::: DATASET ROWS

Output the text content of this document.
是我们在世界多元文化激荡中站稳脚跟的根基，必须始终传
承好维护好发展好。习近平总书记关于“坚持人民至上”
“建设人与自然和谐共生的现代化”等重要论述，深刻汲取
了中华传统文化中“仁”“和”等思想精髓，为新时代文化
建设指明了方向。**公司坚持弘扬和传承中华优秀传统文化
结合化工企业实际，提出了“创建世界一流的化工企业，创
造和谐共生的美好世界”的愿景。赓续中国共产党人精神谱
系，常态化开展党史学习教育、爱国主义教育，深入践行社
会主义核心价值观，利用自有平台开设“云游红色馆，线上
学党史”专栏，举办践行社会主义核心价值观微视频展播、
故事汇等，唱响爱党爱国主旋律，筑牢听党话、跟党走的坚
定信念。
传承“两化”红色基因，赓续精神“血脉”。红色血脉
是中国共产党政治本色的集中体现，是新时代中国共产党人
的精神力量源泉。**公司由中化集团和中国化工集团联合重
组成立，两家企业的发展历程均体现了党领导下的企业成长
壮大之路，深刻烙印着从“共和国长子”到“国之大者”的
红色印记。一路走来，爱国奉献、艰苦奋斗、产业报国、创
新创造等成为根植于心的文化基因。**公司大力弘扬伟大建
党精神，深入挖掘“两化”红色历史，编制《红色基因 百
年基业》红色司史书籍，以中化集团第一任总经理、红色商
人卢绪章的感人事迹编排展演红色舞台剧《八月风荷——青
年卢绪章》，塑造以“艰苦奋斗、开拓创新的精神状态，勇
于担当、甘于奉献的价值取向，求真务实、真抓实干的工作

::::::

§ WHAT IS EXPECTED: Find every line that holds "艰苦奋斗" and copy it.

§ ANSWER:
红色印记。一路走来，爱国奉献、艰苦奋斗、产业报国、创
年卢绪章》，塑造以“艰苦奋斗、开拓创新的精神状态，勇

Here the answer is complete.